Copy out all the records, word for word.

================

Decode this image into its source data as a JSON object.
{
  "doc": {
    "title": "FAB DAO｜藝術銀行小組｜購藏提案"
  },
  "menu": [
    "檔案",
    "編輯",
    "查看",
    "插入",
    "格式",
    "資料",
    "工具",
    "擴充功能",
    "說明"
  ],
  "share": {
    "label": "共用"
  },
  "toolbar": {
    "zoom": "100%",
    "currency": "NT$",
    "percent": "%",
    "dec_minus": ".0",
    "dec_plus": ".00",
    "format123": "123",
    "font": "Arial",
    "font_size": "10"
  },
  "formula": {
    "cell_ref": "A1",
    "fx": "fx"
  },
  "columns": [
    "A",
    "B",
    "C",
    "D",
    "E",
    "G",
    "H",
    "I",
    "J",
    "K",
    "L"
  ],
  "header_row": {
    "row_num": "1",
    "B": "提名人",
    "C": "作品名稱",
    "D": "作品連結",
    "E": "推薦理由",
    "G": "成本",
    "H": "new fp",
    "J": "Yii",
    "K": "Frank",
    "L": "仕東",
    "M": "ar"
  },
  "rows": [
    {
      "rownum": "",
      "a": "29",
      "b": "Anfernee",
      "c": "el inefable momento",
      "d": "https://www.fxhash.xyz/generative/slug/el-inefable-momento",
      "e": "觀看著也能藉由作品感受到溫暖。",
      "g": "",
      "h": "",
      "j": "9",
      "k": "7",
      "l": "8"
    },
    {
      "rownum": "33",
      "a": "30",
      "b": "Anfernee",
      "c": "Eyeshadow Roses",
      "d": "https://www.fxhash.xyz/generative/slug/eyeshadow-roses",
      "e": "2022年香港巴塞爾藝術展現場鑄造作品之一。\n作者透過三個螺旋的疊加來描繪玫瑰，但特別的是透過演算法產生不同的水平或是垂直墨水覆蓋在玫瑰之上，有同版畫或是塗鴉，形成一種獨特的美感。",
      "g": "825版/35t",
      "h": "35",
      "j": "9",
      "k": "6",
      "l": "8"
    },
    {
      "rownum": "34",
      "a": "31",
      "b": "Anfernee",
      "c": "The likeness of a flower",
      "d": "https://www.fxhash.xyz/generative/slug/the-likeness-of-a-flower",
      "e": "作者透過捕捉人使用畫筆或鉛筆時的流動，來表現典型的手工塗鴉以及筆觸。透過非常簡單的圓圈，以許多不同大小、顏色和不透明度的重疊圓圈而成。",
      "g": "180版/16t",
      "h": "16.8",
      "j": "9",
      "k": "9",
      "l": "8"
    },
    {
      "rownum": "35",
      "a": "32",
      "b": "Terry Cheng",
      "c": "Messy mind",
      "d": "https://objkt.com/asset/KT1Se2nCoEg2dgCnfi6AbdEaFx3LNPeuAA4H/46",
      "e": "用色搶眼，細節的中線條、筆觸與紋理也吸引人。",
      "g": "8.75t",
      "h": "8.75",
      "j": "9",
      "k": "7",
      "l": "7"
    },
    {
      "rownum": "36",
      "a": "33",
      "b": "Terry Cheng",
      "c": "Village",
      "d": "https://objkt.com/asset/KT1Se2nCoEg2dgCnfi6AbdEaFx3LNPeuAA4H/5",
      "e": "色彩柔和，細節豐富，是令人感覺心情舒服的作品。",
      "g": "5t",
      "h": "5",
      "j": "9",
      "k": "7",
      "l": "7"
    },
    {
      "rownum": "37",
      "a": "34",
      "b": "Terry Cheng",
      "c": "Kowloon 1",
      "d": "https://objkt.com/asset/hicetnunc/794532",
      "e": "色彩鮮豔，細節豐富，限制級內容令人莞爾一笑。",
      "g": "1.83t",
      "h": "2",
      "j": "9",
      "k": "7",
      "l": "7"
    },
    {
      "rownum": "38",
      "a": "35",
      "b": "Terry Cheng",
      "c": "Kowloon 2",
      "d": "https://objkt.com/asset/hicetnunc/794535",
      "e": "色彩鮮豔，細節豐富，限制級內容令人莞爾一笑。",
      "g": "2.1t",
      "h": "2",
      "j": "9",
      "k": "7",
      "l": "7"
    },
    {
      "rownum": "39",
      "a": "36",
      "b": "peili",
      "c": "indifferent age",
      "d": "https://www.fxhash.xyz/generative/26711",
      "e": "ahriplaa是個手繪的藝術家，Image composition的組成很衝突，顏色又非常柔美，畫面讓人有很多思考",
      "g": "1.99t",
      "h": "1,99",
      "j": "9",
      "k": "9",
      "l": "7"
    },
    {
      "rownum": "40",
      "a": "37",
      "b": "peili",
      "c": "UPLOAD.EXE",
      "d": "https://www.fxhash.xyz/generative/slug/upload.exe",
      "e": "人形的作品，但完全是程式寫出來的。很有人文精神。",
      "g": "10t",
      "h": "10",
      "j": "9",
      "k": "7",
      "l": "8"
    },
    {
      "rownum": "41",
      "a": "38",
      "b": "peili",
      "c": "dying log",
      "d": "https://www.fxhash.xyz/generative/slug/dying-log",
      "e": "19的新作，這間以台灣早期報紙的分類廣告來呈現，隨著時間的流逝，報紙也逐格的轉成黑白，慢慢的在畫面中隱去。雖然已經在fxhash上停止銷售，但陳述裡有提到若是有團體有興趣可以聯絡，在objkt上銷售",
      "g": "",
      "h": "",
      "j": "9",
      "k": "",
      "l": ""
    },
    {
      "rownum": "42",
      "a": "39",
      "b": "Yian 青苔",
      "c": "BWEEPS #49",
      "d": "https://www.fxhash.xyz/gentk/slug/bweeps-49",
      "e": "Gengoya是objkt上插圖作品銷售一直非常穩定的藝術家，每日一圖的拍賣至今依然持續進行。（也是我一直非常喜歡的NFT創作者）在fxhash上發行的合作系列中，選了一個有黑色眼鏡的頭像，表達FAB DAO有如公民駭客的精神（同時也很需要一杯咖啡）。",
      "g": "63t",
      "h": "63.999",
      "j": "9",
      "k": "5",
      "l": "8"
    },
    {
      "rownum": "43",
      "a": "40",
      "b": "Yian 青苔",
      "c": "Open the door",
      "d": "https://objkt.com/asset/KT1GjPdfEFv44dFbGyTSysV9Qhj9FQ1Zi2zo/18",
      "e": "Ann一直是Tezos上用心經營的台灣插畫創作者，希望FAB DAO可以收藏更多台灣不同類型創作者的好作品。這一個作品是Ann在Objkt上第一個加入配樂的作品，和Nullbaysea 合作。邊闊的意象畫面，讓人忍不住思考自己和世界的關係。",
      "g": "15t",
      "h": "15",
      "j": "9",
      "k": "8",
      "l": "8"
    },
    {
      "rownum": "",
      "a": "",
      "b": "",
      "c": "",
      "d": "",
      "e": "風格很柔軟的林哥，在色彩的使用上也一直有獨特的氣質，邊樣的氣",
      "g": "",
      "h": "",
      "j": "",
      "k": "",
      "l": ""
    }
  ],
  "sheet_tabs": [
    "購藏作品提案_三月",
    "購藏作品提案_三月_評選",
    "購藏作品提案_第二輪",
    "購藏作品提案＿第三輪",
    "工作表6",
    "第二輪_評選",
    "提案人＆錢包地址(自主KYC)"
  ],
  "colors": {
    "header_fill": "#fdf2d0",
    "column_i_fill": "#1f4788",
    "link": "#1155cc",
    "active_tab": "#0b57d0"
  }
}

================

* The output *
Decode this image into its source data as a JSON object.
{
  "doc": {
    "title": "FAB DAO｜藝術銀行小組｜購藏提案"
  },
  "menu": [
    "檔案",
    "編輯",
    "查看",
    "插入",
    "格式",
    "資料",
    "工具",
    "擴充功能",
    "說明"
  ],
  "share": {
    "label": "共用"
  },
  "toolbar": {
    "zoom": "100%",
    "currency": "NT$",
    "percent": "%",
    "dec_minus": ".0",
    "dec_plus": ".00",
    "format123": "123",
    "font": "Arial",
    "font_size": "10"
  },
  "formula": {
    "cell_ref": "A1",
    "fx": "fx"
  },
  "columns": [
    "A",
    "B",
    "C",
    "D",
    "E",
    "G",
    "H",
    "I",
    "J",
    "K",
    "L"
  ],
  "header_row": {
    "row_num": "1",
    "B": "提名人",
    "C": "作品名稱",
    "D": "作品連結",
    "E": "推薦理由",
    "G": "成本",
    "H": "new fp",
    "J": "Yii",
    "K": "Frank",
    "L": "仕東",
    "M": "ar"
  },
  "rows": [
    {
      "rownum": "",
      "a": "29",
      "b": "Anfernee",
      "c": "el inefable momento",
      "d": "https://www.fxhash.xyz/generative/slug/el-inefable-momento",
      "e": "觀看著也能藉由作品感受到溫暖。",
      "g": "",
      "h": "",
      "j": "9",
      "k": "7",
      "l": "8"
    },
    {
      "rownum": "33",
      "a": "30",
      "b": "Anfernee",
      "c": "Eyeshadow Roses",
      "d": "https://www.fxhash.xyz/generative/slug/eyeshadow-roses",
      "e": "2022年香港巴塞爾藝術展現場鑄造作品之一。\n作者透過三個螺旋的疊加來描繪玫瑰，但特別的是透過演算法產生不同的水平或是垂直墨水覆蓋在玫瑰之上，有同版畫或是塗鴉，形成一種獨特的美感。",
      "g": "825版/35t",
      "h": "35",
      "j": "9",
      "k": "6",
      "l": "8"
    },
    {
      "rownum": "34",
      "a": "31",
      "b": "Anfernee",
      "c": "The likeness of a flower",
      "d": "https://www.fxhash.xyz/generative/slug/the-likeness-of-a-flower",
      "e": "作者透過捕捉人使用畫筆或鉛筆時的流動，來表現典型的手工塗鴉以及筆觸。透過非常簡單的圓圈，以許多不同大小、顏色和不透明度的重疊圓圈而成。",
      "g": "180版/16t",
      "h": "16.8",
      "j": "9",
      "k": "9",
      "l": "8"
    },
    {
      "rownum": "35",
      "a": "32",
      "b": "Terry Cheng",
      "c": "Messy mind",
      "d": "https://objkt.com/asset/KT1Se2nCoEg2dgCnfi6AbdEaFx3LNPeuAA4H/46",
      "e": "用色搶眼，細節的中線條、筆觸與紋理也吸引人。",
      "g": "8.75t",
      "h": "8.75",
      "j": "9",
      "k": "7",
      "l": "7"
    },
    {
      "rownum": "36",
      "a": "33",
      "b": "Terry Cheng",
      "c": "Village",
      "d": "https://objkt.com/asset/KT1Se2nCoEg2dgCnfi6AbdEaFx3LNPeuAA4H/5",
      "e": "色彩柔和，細節豐富，是令人感覺心情舒服的作品。",
      "g": "5t",
      "h": "5",
      "j": "9",
      "k": "7",
      "l": "7"
    },
    {
      "rownum": "37",
      "a": "34",
      "b": "Terry Cheng",
      "c": "Kowloon 1",
      "d": "https://objkt.com/asset/hicetnunc/794532",
      "e": "色彩鮮豔，細節豐富，限制級內容令人莞爾一笑。",
      "g": "1.83t",
      "h": "2",
      "j": "9",
      "k": "7",
      "l": "7"
    },
    {
      "rownum": "38",
      "a": "35",
      "b": "Terry Cheng",
      "c": "Kowloon 2",
      "d": "https://objkt.com/asset/hicetnunc/794535",
      "e": "色彩鮮豔，細節豐富，限制級內容令人莞爾一笑。",
      "g": "2.1t",
      "h": "2",
      "j": "9",
      "k": "7",
      "l": "7"
    },
    {
      "rownum": "39",
      "a": "36",
      "b": "peili",
      "c": "indifferent age",
      "d": "https://www.fxhash.xyz/generative/26711",
      "e": "ahriplaa是個手繪的藝術家，Image composition的組成很衝突，顏色又非常柔美，畫面讓人有很多思考",
      "g": "1.99t",
      "h": "1,99",
      "j": "9",
      "k": "9",
      "l": "7"
    },
    {
      "rownum": "40",
      "a": "37",
      "b": "peili",
      "c": "UPLOAD.EXE",
      "d": "https://www.fxhash.xyz/generative/slug/upload.exe",
      "e": "人形的作品，但完全是程式寫出來的。很有人文精神。",
      "g": "10t",
      "h": "10",
      "j": "9",
      "k": "7",
      "l": "8"
    },
    {
      "rownum": "41",
      "a": "38",
      "b": "peili",
      "c": "dying log",
      "d": "https://www.fxhash.xyz/generative/slug/dying-log",
      "e": "19的新作，這間以台灣早期報紙的分類廣告來呈現，隨著時間的流逝，報紙也逐格的轉成黑白，慢慢的在畫面中隱去。雖然已經在fxhash上停止銷售，但陳述裡有提到若是有團體有興趣可以聯絡，在objkt上銷售",
      "g": "",
      "h": "",
      "j": "9",
      "k": "",
      "l": ""
    },
    {
      "rownum": "42",
      "a": "39",
      "b": "Yian 青苔",
      "c": "BWEEPS #49",
      "d": "https://www.fxhash.xyz/gentk/slug/bweeps-49",
      "e": "Gengoya是objkt上插圖作品銷售一直非常穩定的藝術家，每日一圖的拍賣至今依然持續進行。（也是我一直非常喜歡的NFT創作者）在fxhash上發行的合作系列中，選了一個有黑色眼鏡的頭像，表達FAB DAO有如公民駭客的精神（同時也很需要一杯咖啡）。",
      "g": "63t",
      "h": "63.999",
      "j": "9",
      "k": "5",
      "l": "8"
    },
    {
      "rownum": "43",
      "a": "40",
      "b": "Yian 青苔",
      "c": "Open the door",
      "d": "https://objkt.com/asset/KT1GjPdfEFv44dFbGyTSysV9Qhj9FQ1Zi2zo/18",
      "e": "Ann一直是Tezos上用心經營的台灣插畫創作者，希望FAB DAO可以收藏更多台灣不同類型創作者的好作品。這一個作品是Ann在Objkt上第一個加入配樂的作品，和Nullbaysea 合作。邊闊的意象畫面，讓人忍不住思考自己和世界的關係。",
      "g": "15t",
      "h": "15",
      "j": "9",
      "k": "8",
      "l": "8"
    },
    {
      "rownum": "",
      "a": "",
      "b": "",
      "c": "",
      "d": "",
      "e": "風格很柔軟的林哥，在色彩的使用上也一直有獨特的氣質，邊樣的氣",
      "g": "",
      "h": "",
      "j": "",
      "k": "",
      "l": ""
    }
  ],
  "sheet_tabs": [
    "購藏作品提案_三月",
    "購藏作品提案_三月_評選",
    "購藏作品提案_第二輪",
    "購藏作品提案＿第三輪",
    "工作表6",
    "第二輪_評選",
    "提案人＆錢包地址(自主KYC)"
  ],
  "colors": {
    "header_fill": "#fdf2d0",
    "column_i_fill": "#1f4788",
    "link": "#1155cc",
    "active_tab": "#0b57d0"
  }
}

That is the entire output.